▶ [Your task] The records that follow need to be output exactly as they are.

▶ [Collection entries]

▽

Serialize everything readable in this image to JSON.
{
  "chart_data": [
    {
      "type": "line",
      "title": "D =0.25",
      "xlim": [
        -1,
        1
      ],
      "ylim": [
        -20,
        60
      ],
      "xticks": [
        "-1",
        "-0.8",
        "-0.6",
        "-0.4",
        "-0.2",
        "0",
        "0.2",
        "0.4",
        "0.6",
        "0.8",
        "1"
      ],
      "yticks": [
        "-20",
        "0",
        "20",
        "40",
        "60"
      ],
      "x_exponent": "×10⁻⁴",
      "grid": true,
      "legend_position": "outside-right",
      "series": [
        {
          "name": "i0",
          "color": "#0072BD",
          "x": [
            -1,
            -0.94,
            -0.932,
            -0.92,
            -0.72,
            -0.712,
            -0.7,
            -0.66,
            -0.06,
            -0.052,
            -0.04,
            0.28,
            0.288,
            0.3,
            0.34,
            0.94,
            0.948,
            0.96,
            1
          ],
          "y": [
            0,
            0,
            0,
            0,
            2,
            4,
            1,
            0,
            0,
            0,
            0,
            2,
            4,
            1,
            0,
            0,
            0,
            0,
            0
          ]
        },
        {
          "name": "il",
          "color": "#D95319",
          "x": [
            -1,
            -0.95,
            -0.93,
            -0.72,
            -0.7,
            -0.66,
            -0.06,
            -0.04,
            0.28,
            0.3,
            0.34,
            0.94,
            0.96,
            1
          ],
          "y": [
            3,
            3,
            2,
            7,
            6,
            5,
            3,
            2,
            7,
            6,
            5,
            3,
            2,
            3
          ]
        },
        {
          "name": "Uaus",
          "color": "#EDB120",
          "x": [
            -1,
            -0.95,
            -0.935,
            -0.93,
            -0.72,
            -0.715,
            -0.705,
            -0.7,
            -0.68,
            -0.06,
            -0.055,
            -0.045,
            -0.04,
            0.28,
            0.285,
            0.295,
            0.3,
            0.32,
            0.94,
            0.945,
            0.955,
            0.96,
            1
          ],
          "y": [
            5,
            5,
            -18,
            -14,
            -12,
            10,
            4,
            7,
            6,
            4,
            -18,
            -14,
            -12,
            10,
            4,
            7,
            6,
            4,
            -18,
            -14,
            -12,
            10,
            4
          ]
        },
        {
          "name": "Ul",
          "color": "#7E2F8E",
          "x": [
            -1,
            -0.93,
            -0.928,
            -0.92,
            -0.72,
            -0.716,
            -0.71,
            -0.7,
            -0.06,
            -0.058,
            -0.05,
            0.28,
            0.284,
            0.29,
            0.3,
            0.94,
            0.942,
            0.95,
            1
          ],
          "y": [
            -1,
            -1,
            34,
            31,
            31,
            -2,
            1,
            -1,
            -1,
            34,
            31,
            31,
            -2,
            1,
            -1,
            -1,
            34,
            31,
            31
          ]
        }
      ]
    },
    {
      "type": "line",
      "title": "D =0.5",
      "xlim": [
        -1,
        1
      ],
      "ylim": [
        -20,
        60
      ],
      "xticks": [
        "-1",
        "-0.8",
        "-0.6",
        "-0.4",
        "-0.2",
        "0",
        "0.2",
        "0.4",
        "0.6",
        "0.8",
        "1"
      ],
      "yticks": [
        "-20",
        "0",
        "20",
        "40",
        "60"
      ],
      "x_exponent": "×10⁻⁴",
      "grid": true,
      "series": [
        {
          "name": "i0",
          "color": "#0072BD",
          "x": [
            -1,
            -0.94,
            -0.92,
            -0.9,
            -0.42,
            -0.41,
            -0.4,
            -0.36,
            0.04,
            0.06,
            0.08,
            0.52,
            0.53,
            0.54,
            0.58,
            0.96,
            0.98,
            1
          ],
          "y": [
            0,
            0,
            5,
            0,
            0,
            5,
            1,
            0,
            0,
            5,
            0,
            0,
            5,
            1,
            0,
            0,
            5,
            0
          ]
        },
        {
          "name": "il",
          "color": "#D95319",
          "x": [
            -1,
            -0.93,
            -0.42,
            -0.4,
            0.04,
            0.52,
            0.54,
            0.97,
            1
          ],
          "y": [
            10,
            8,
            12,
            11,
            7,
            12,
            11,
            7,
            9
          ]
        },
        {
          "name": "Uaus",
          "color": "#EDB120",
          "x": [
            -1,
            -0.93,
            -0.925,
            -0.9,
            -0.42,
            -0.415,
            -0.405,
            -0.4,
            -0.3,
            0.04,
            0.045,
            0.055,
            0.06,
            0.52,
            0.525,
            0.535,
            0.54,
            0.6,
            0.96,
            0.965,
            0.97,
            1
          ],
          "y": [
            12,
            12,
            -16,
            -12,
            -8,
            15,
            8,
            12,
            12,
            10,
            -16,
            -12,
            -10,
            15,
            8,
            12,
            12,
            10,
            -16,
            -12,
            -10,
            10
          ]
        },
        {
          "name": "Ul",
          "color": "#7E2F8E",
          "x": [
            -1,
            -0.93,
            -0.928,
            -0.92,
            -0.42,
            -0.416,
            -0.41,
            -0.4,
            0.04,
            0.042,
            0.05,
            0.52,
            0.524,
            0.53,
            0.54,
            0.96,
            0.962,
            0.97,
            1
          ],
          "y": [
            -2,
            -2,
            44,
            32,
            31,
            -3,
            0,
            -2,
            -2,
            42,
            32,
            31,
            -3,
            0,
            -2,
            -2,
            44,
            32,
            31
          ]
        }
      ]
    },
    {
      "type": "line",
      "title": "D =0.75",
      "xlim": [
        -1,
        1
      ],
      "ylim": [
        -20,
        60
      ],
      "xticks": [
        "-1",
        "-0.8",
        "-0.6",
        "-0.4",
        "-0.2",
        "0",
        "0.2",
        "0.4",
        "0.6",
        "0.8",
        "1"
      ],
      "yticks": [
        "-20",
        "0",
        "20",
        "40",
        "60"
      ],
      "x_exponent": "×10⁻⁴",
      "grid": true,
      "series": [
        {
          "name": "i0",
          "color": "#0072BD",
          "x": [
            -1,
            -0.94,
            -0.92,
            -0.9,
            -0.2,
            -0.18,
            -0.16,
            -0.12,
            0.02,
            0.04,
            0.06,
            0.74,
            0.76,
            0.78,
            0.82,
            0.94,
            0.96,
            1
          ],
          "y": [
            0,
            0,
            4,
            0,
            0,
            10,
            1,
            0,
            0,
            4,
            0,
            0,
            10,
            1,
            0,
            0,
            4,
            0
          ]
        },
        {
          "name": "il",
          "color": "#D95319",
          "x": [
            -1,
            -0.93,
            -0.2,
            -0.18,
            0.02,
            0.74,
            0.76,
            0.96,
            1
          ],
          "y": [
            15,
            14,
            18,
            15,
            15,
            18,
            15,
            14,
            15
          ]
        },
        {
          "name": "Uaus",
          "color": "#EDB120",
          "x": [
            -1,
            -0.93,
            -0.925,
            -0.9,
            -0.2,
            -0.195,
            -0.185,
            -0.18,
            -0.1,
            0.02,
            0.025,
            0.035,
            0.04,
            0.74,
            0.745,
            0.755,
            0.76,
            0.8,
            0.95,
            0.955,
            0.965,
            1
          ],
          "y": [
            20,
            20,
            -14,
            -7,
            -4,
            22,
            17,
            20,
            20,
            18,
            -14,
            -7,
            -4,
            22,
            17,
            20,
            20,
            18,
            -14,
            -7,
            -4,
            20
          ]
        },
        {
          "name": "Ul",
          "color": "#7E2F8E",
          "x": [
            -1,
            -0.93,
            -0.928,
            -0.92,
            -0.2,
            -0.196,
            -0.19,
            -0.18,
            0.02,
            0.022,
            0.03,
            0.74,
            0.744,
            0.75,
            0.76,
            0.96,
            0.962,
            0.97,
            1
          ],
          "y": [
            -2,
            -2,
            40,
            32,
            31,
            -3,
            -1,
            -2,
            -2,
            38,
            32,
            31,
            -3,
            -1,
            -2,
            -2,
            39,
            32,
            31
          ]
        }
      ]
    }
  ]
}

△

▶ [Correct response]
Serialize everything readable in this image to JSON.
{
  "chart_data": [
    {
      "type": "line",
      "title": "D =0.25",
      "xlim": [
        -1,
        1
      ],
      "ylim": [
        -20,
        60
      ],
      "xticks": [
        "-1",
        "-0.8",
        "-0.6",
        "-0.4",
        "-0.2",
        "0",
        "0.2",
        "0.4",
        "0.6",
        "0.8",
        "1"
      ],
      "yticks": [
        "-20",
        "0",
        "20",
        "40",
        "60"
      ],
      "x_exponent": "×10⁻⁴",
      "grid": true,
      "legend_position": "outside-right",
      "series": [
        {
          "name": "i0",
          "color": "#0072BD",
          "x": [
            -1,
            -0.94,
            -0.932,
            -0.92,
            -0.72,
            -0.712,
            -0.7,
            -0.66,
            -0.06,
            -0.052,
            -0.04,
            0.28,
            0.288,
            0.3,
            0.34,
            0.94,
            0.948,
            0.96,
            1
          ],
          "y": [
            0,
            0,
            0,
            0,
            2,
            4,
            1,
            0,
            0,
            0,
            0,
            2,
            4,
            1,
            0,
            0,
            0,
            0,
            0
          ]
        },
        {
          "name": "il",
          "color": "#D95319",
          "x": [
            -1,
            -0.95,
            -0.93,
            -0.72,
            -0.7,
            -0.66,
            -0.06,
            -0.04,
            0.28,
            0.3,
            0.34,
            0.94,
            0.96,
            1
          ],
          "y": [
            3,
            3,
            2,
            7,
            6,
            5,
            3,
            2,
            7,
            6,
            5,
            3,
            2,
            3
          ]
        },
        {
          "name": "Uaus",
          "color": "#EDB120",
          "x": [
            -1,
            -0.95,
            -0.935,
            -0.93,
            -0.72,
            -0.715,
            -0.705,
            -0.7,
            -0.68,
            -0.06,
            -0.055,
            -0.045,
            -0.04,
            0.28,
            0.285,
            0.295,
            0.3,
            0.32,
            0.94,
            0.945,
            0.955,
            0.96,
            1
          ],
          "y": [
            5,
            5,
            -18,
            -14,
            -12,
            10,
            4,
            7,
            6,
            4,
            -18,
            -14,
            -12,
            10,
            4,
            7,
            6,
            4,
            -18,
            -14,
            -12,
            10,
            4
          ]
        },
        {
          "name": "Ul",
          "color": "#7E2F8E",
          "x": [
            -1,
            -0.93,
            -0.928,
            -0.92,
            -0.72,
            -0.716,
            -0.71,
            -0.7,
            -0.06,
            -0.058,
            -0.05,
            0.28,
            0.284,
            0.29,
            0.3,
            0.94,
            0.942,
            0.95,
            1
          ],
          "y": [
            -1,
            -1,
            34,
            31,
            31,
            -2,
            1,
            -1,
            -1,
            34,
            31,
            31,
            -2,
            1,
            -1,
            -1,
            34,
            31,
            31
          ]
        }
      ]
    },
    {
      "type": "line",
      "title": "D =0.5",
      "xlim": [
        -1,
        1
      ],
      "ylim": [
        -20,
        60
      ],
      "xticks": [
        "-1",
        "-0.8",
        "-0.6",
        "-0.4",
        "-0.2",
        "0",
        "0.2",
        "0.4",
        "0.6",
        "0.8",
        "1"
      ],
      "yticks": [
        "-20",
        "0",
        "20",
        "40",
        "60"
      ],
      "x_exponent": "×10⁻⁴",
      "grid": true,
      "series": [
        {
          "name": "i0",
          "color": "#0072BD",
          "x": [
            -1,
            -0.94,
            -0.92,
            -0.9,
            -0.42,
            -0.41,
            -0.4,
            -0.36,
            0.04,
            0.06,
            0.08,
            0.52,
            0.53,
            0.54,
            0.58,
            0.96,
            0.98,
            1
          ],
          "y": [
            0,
            0,
            5,
            0,
            0,
            5,
            1,
            0,
            0,
            5,
            0,
            0,
            5,
            1,
            0,
            0,
            5,
            0
          ]
        },
        {
          "name": "il",
          "color": "#D95319",
          "x": [
            -1,
            -0.93,
            -0.42,
            -0.4,
            0.04,
            0.52,
            0.54,
            0.97,
            1
          ],
          "y": [
            10,
            8,
            12,
            11,
            7,
            12,
            11,
            7,
            9
          ]
        },
        {
          "name": "Uaus",
          "color": "#EDB120",
          "x": [
            -1,
            -0.93,
            -0.925,
            -0.9,
            -0.42,
            -0.415,
            -0.405,
            -0.4,
            -0.3,
            0.04,
            0.045,
            0.055,
            0.06,
            0.52,
            0.525,
            0.535,
            0.54,
            0.6,
            0.96,
            0.965,
            0.97,
            1
          ],
          "y": [
            12,
            12,
            -16,
            -12,
            -8,
            15,
            8,
            12,
            12,
            10,
            -16,
            -12,
            -10,
            15,
            8,
            12,
            12,
            10,
            -16,
            -12,
            -10,
            10
          ]
        },
        {
          "name": "Ul",
          "color": "#7E2F8E",
          "x": [
            -1,
            -0.93,
            -0.928,
            -0.92,
            -0.42,
            -0.416,
            -0.41,
            -0.4,
            0.04,
            0.042,
            0.05,
            0.52,
            0.524,
            0.53,
            0.54,
            0.96,
            0.962,
            0.97,
            1
          ],
          "y": [
            -2,
            -2,
            44,
            32,
            31,
            -3,
            0,
            -2,
            -2,
            42,
            32,
            31,
            -3,
            0,
            -2,
            -2,
            44,
            32,
            31
          ]
        }
      ]
    },
    {
      "type": "line",
      "title": "D =0.75",
      "xlim": [
        -1,
        1
      ],
      "ylim": [
        -20,
        60
      ],
      "xticks": [
        "-1",
        "-0.8",
        "-0.6",
        "-0.4",
        "-0.2",
        "0",
        "0.2",
        "0.4",
        "0.6",
        "0.8",
        "1"
      ],
      "yticks": [
        "-20",
        "0",
        "20",
        "40",
        "60"
      ],
      "x_exponent": "×10⁻⁴",
      "grid": true,
      "series": [
        {
          "name": "i0",
          "color": "#0072BD",
          "x": [
            -1,
            -0.94,
            -0.92,
            -0.9,
            -0.2,
            -0.18,
            -0.16,
            -0.12,
            0.02,
            0.04,
            0.06,
            0.74,
            0.76,
            0.78,
            0.82,
            0.94,
            0.96,
            1
          ],
          "y": [
            0,
            0,
            4,
            0,
            0,
            10,
            1,
            0,
            0,
            4,
            0,
            0,
            10,
            1,
            0,
            0,
            4,
            0
          ]
        },
        {
          "name": "il",
          "color": "#D95319",
          "x": [
            -1,
            -0.93,
            -0.2,
            -0.18,
            0.02,
            0.74,
            0.76,
            0.96,
            1
          ],
          "y": [
            15,
            14,
            18,
            15,
            15,
            18,
            15,
            14,
            15
          ]
        },
        {
          "name": "Uaus",
          "color": "#EDB120",
          "x": [
            -1,
            -0.93,
            -0.925,
            -0.9,
            -0.2,
            -0.195,
            -0.185,
            -0.18,
            -0.1,
            0.02,
            0.025,
            0.035,
            0.04,
            0.74,
            0.745,
            0.755,
            0.76,
            0.8,
            0.95,
            0.955,
            0.965,
            1
          ],
          "y": [
            20,
            20,
            -14,
            -7,
            -4,
            22,
            17,
            20,
            20,
            18,
            -14,
            -7,
            -4,
            22,
            17,
            20,
            20,
            18,
            -14,
            -7,
            -4,
            20
          ]
        },
        {
          "name": "Ul",
          "color": "#7E2F8E",
          "x": [
            -1,
            -0.93,
            -0.928,
            -0.92,
            -0.2,
            -0.196,
            -0.19,
            -0.18,
            0.02,
            0.022,
            0.03,
            0.74,
            0.744,
            0.75,
            0.76,
            0.96,
            0.962,
            0.97,
            1
          ],
          "y": [
            -2,
            -2,
            40,
            32,
            31,
            -3,
            -1,
            -2,
            -2,
            38,
            32,
            31,
            -3,
            -1,
            -2,
            -2,
            39,
            32,
            31
          ]
        }
      ]
    }
  ]
}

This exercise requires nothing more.